_Exercise aim_. Copy out all lines where "image" appears.

======== Extracted entries ========

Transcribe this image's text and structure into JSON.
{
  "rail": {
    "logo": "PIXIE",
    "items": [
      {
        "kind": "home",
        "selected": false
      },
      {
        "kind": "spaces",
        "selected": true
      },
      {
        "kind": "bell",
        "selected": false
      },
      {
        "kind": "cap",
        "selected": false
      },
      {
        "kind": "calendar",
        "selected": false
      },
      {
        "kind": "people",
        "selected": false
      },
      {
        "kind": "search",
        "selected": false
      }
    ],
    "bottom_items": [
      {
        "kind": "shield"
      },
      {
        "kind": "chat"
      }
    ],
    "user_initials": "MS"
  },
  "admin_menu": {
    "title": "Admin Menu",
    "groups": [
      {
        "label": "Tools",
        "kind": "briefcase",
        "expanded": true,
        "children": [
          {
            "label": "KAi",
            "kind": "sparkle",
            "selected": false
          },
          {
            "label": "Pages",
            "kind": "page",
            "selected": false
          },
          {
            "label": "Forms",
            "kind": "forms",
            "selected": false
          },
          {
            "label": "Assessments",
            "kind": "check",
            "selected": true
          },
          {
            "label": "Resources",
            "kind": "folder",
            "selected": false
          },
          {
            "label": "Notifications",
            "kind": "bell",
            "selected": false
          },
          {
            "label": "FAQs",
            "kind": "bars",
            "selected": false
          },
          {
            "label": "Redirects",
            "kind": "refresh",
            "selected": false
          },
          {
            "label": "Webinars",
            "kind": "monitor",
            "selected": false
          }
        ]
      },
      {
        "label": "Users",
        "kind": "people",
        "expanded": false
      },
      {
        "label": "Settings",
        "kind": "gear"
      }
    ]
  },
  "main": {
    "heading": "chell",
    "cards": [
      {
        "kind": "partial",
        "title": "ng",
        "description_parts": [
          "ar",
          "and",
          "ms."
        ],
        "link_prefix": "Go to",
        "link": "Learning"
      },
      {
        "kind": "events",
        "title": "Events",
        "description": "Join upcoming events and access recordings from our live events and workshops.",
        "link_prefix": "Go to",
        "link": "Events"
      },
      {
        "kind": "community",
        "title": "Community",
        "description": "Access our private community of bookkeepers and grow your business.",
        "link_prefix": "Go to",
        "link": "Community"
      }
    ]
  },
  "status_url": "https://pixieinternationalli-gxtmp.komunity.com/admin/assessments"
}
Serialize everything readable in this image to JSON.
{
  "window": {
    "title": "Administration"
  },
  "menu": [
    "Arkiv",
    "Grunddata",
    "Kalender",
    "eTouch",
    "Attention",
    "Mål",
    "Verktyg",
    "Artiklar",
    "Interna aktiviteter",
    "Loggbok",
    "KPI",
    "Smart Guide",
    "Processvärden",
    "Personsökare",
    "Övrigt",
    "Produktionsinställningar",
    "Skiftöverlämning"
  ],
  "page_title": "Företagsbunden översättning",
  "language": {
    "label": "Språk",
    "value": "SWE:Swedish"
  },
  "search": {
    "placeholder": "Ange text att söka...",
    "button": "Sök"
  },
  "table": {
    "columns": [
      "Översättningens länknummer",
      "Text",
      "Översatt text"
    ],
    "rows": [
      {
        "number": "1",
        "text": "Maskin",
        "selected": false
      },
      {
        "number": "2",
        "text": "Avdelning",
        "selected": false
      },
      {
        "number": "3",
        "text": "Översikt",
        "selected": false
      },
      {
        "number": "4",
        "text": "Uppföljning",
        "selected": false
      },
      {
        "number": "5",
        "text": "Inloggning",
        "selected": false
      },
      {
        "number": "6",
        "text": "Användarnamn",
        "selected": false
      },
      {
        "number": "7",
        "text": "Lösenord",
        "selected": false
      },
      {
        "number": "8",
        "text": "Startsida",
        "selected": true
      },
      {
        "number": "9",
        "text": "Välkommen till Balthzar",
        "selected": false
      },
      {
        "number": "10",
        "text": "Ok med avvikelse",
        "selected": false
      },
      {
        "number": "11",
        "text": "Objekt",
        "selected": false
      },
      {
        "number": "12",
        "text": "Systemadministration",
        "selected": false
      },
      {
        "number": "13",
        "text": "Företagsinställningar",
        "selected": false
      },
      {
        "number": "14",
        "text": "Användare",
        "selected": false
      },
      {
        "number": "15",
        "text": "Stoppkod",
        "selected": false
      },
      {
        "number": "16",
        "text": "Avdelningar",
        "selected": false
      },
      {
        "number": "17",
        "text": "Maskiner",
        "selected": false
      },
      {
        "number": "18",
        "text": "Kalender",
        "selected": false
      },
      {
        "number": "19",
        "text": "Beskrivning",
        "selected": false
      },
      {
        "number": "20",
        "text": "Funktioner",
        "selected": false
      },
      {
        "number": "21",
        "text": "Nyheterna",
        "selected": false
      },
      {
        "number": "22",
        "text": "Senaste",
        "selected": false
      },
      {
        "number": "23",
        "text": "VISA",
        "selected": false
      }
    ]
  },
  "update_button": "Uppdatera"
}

========

_Reply_.
Transcribe this image's text and structure into JSON.
Serialize everything readable in this image to JSON.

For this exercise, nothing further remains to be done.